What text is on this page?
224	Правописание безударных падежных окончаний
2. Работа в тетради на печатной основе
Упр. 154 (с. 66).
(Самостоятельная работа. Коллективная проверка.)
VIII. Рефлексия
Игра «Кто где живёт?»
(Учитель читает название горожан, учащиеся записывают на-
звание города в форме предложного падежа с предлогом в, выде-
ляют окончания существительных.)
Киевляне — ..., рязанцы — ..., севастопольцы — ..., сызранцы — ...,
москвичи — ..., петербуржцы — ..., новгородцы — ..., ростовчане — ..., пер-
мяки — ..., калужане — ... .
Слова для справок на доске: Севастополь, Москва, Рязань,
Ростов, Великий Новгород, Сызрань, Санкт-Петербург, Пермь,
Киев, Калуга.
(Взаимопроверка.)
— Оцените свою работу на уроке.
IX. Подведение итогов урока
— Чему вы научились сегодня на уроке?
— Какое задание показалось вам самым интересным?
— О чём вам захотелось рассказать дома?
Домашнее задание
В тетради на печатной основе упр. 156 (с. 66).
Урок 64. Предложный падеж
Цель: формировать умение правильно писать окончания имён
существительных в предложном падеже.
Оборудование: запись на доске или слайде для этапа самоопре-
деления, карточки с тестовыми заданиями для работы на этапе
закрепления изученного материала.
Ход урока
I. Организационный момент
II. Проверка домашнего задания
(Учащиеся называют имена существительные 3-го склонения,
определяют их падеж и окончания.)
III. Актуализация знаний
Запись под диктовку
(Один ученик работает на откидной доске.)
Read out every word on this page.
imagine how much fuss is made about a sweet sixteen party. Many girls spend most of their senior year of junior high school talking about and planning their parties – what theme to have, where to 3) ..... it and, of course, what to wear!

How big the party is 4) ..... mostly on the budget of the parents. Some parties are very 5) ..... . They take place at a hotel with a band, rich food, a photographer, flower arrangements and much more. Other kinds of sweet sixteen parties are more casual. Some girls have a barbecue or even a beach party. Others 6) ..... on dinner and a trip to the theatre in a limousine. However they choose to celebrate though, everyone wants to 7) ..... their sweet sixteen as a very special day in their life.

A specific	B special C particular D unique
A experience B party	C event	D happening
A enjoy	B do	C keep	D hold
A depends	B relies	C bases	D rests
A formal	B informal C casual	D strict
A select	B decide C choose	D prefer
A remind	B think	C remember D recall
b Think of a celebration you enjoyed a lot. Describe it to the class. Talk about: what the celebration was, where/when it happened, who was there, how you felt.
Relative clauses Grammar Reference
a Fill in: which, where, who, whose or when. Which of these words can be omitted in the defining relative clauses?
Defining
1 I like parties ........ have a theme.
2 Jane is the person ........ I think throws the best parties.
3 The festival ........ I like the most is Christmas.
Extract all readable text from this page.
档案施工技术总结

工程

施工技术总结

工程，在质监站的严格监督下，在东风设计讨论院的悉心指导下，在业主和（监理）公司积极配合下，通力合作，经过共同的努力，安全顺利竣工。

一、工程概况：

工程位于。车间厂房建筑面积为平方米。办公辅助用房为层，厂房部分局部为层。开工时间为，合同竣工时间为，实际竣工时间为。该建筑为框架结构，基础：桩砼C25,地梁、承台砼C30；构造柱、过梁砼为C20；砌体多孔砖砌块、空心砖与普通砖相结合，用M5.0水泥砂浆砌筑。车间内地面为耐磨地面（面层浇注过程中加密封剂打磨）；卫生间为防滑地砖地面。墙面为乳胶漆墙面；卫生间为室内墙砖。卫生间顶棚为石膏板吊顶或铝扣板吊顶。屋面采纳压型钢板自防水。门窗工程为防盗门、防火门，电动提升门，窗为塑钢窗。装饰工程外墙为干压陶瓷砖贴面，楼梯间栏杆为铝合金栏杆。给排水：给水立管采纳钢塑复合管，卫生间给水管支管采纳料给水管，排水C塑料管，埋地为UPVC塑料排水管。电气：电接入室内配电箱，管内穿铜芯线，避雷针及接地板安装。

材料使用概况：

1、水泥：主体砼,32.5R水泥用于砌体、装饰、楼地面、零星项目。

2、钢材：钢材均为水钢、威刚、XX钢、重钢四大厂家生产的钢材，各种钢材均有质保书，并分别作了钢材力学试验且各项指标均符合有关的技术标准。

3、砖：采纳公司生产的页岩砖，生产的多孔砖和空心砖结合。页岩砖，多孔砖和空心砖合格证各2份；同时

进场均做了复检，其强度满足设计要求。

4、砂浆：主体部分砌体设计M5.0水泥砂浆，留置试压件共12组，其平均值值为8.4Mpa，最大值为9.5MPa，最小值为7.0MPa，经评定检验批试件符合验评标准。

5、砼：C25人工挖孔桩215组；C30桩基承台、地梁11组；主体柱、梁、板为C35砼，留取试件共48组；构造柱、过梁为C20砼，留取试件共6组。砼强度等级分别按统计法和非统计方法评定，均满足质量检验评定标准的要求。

> **Written task**
Transcribe the material exactly as it reads.

> **Written response**
What text is on this page?
224	Правописание безударных падежных окончаний
2. Работа в тетради на печатной основе
Упр. 154 (с. 66).
(Самостоятельная работа. Коллективная проверка.)
VIII. Рефлексия
Игра «Кто где живёт?»
(Учитель читает название горожан, учащиеся записывают на-
звание города в форме предложного падежа с предлогом в, выде-
ляют окончания существительных.)
Киевляне — ..., рязанцы — ..., севастопольцы — ..., сызранцы — ...,
москвичи — ..., петербуржцы — ..., новгородцы — ..., ростовчане — ..., пер-
мяки — ..., калужане — ... .
Слова для справок на доске: Севастополь, Москва, Рязань,
Ростов, Великий Новгород, Сызрань, Санкт-Петербург, Пермь,
Киев, Калуга.
(Взаимопроверка.)
— Оцените свою работу на уроке.
IX. Подведение итогов урока
— Чему вы научились сегодня на уроке?
— Какое задание показалось вам самым интересным?
— О чём вам захотелось рассказать дома?
Домашнее задание
В тетради на печатной основе упр. 156 (с. 66).
Урок 64. Предложный падеж
Цель: формировать умение правильно писать окончания имён
существительных в предложном падеже.
Оборудование: запись на доске или слайде для этапа самоопре-
деления, карточки с тестовыми заданиями для работы на этапе
закрепления изученного материала.
Ход урока
I. Организационный момент
II. Проверка домашнего задания
(Учащиеся называют имена существительные 3-го склонения,
определяют их падеж и окончания.)
III. Актуализация знаний
Запись под диктовку
(Один ученик работает на откидной доске.)
Read out every word on this page.
imagine how much fuss is made about a sweet sixteen party. Many girls spend most of their senior year of junior high school talking about and planning their parties – what theme to have, where to 3) ..... it and, of course, what to wear!

How big the party is 4) ..... mostly on the budget of the parents. Some parties are very 5) ..... . They take place at a hotel with a band, rich food, a photographer, flower arrangements and much more. Other kinds of sweet sixteen parties are more casual. Some girls have a barbecue or even a beach party. Others 6) ..... on dinner and a trip to the theatre in a limousine. However they choose to celebrate though, everyone wants to 7) ..... their sweet sixteen as a very special day in their life.

A specific	B special C particular D unique
A experience B party	C event	D happening
A enjoy	B do	C keep	D hold
A depends	B relies	C bases	D rests
A formal	B informal C casual	D strict
A select	B decide C choose	D prefer
A remind	B think	C remember D recall
b Think of a celebration you enjoyed a lot. Describe it to the class. Talk about: what the celebration was, where/when it happened, who was there, how you felt.
Relative clauses Grammar Reference
a Fill in: which, where, who, whose or when. Which of these words can be omitted in the defining relative clauses?
Defining
1 I like parties ........ have a theme.
2 Jane is the person ........ I think throws the best parties.
3 The festival ........ I like the most is Christmas.
Extract all readable text from this page.
档案施工技术总结

工程

施工技术总结

工程，在质监站的严格监督下，在东风设计讨论院的悉心指导下，在业主和（监理）公司积极配合下，通力合作，经过共同的努力，安全顺利竣工。

一、工程概况：

工程位于。车间厂房建筑面积为平方米。办公辅助用房为层，厂房部分局部为层。开工时间为，合同竣工时间为，实际竣工时间为。该建筑为框架结构，基础：桩砼C25,地梁、承台砼C30；构造柱、过梁砼为C20；砌体多孔砖砌块、空心砖与普通砖相结合，用M5.0水泥砂浆砌筑。车间内地面为耐磨地面（面层浇注过程中加密封剂打磨）；卫生间为防滑地砖地面。墙面为乳胶漆墙面；卫生间为室内墙砖。卫生间顶棚为石膏板吊顶或铝扣板吊顶。屋面采纳压型钢板自防水。门窗工程为防盗门、防火门，电动提升门，窗为塑钢窗。装饰工程外墙为干压陶瓷砖贴面，楼梯间栏杆为铝合金栏杆。给排水：给水立管采纳钢塑复合管，卫生间给水管支管采纳料给水管，排水C塑料管，埋地为UPVC塑料排水管。电气：电接入室内配电箱，管内穿铜芯线，避雷针及接地板安装。

材料使用概况：

1、水泥：主体砼,32.5R水泥用于砌体、装饰、楼地面、零星项目。

2、钢材：钢材均为水钢、威刚、XX钢、重钢四大厂家生产的钢材，各种钢材均有质保书，并分别作了钢材力学试验且各项指标均符合有关的技术标准。

3、砖：采纳公司生产的页岩砖，生产的多孔砖和空心砖结合。页岩砖，多孔砖和空心砖合格证各2份；同时

进场均做了复检，其强度满足设计要求。

4、砂浆：主体部分砌体设计M5.0水泥砂浆，留置试压件共12组，其平均值值为8.4Mpa，最大值为9.5MPa，最小值为7.0MPa，经评定检验批试件符合验评标准。

5、砼：C25人工挖孔桩215组；C30桩基承台、地梁11组；主体柱、梁、板为C35砼，留取试件共48组；构造柱、过梁为C20砼，留取试件共6组。砼强度等级分别按统计法和非统计方法评定，均满足质量检验评定标准的要求。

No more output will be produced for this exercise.